◆ **YOUR OBJECTIVE**: Show every line where "other" occurs.

[Items from a data source]
## START
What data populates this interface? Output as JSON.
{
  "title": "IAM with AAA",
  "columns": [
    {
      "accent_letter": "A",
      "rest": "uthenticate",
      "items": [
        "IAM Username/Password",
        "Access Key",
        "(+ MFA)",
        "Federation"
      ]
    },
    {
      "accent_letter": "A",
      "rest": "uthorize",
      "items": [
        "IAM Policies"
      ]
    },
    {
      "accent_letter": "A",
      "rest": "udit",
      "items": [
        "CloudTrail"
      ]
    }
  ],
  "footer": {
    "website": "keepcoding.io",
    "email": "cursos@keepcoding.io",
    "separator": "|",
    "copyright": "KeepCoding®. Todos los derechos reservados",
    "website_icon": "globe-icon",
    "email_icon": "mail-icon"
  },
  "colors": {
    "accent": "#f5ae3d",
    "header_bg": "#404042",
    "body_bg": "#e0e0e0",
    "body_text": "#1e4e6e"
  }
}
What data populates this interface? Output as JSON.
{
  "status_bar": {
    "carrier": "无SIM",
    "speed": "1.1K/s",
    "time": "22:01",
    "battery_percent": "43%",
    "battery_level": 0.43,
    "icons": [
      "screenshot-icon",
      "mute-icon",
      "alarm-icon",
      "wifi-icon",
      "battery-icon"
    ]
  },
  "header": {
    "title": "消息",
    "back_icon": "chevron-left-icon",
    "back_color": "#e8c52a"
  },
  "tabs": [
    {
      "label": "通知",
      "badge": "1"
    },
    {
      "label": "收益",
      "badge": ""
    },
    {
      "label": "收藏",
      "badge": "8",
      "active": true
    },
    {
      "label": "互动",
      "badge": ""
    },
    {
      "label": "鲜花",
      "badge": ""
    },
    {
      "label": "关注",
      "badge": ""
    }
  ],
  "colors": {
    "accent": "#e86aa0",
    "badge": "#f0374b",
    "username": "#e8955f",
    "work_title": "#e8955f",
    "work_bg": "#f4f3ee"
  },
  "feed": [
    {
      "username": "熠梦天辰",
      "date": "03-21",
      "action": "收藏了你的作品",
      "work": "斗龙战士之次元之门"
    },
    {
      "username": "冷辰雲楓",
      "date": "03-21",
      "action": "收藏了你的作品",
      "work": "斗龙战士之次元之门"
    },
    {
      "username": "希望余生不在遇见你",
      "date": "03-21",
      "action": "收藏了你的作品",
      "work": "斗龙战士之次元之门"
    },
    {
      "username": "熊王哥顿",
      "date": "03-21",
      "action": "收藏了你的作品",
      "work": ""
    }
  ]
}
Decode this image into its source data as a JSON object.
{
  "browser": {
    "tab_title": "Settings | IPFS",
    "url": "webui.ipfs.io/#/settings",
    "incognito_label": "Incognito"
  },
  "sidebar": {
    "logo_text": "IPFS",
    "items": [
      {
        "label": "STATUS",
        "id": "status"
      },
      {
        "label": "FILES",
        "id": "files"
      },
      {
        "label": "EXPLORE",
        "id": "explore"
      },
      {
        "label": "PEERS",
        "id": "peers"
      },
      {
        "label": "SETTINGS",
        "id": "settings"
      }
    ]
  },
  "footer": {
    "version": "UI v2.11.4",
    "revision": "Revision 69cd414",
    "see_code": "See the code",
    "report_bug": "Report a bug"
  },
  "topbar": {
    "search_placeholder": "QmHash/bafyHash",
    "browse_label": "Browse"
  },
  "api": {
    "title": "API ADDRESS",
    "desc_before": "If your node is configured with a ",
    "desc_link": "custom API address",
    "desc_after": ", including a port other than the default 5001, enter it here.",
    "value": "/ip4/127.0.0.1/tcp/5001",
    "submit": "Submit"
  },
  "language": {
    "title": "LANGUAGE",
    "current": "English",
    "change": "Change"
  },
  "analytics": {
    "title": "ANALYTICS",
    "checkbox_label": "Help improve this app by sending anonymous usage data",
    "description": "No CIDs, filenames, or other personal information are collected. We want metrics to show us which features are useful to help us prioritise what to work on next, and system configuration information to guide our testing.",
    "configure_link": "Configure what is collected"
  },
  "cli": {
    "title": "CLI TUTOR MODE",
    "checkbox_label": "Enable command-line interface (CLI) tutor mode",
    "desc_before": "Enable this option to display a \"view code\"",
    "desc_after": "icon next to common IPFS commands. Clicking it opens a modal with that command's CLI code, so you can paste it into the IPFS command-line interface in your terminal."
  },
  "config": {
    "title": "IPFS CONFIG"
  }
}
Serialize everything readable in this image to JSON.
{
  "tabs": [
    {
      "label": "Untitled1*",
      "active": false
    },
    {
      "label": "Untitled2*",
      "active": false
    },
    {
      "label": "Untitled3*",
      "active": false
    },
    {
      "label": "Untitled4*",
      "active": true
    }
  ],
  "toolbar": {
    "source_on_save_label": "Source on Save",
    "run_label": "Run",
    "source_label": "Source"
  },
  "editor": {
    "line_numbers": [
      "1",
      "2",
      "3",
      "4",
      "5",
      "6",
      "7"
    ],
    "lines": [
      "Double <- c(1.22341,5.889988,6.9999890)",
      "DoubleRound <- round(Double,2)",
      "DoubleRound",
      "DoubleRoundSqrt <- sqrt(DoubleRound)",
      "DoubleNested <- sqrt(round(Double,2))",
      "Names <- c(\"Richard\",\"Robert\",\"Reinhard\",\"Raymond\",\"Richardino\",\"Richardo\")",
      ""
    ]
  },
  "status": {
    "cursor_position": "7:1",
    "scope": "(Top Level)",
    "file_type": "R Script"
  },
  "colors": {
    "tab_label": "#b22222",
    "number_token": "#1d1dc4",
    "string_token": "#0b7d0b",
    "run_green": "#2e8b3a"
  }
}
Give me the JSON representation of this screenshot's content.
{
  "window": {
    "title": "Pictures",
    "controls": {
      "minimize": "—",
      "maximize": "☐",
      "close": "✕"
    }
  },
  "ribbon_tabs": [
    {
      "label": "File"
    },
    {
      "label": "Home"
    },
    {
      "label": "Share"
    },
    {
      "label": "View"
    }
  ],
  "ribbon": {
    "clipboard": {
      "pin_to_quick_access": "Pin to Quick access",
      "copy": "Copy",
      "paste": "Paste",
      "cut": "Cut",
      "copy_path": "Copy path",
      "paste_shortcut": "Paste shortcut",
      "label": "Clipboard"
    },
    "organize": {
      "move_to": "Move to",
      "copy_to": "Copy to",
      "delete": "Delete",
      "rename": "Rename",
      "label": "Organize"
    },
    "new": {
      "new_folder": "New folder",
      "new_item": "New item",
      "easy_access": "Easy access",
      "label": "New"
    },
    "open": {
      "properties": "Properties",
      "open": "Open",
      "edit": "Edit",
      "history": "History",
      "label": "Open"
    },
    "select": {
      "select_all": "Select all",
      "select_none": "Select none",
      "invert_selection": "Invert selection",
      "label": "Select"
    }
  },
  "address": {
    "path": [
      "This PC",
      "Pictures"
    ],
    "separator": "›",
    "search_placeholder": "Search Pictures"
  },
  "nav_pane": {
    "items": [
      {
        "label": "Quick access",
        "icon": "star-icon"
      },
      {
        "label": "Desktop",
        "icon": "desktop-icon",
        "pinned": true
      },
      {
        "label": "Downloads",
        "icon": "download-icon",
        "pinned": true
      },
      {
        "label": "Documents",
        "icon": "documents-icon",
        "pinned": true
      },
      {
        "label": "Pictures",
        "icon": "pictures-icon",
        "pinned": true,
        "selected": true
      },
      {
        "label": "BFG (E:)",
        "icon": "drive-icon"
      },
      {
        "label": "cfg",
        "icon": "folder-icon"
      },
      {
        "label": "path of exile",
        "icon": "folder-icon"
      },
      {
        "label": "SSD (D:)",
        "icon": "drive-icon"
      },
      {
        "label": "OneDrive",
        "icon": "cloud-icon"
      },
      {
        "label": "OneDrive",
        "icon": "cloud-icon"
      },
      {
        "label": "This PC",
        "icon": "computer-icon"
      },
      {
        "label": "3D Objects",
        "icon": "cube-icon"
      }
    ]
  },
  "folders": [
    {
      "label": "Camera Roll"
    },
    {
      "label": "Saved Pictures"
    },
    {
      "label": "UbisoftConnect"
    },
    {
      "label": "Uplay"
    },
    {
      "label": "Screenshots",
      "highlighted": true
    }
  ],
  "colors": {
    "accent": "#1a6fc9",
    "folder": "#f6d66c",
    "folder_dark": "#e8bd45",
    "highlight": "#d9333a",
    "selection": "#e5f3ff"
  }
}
## END
◆ **TASK RESPONSE**:
    "desc_after": ", including a port other than the default 5001, enter it here.",
    "description": "No CIDs, filenames, or other personal information are collected. We want metrics to show us which features are useful to help us prioritise what to work on next, and system configuration information to guide our testing.",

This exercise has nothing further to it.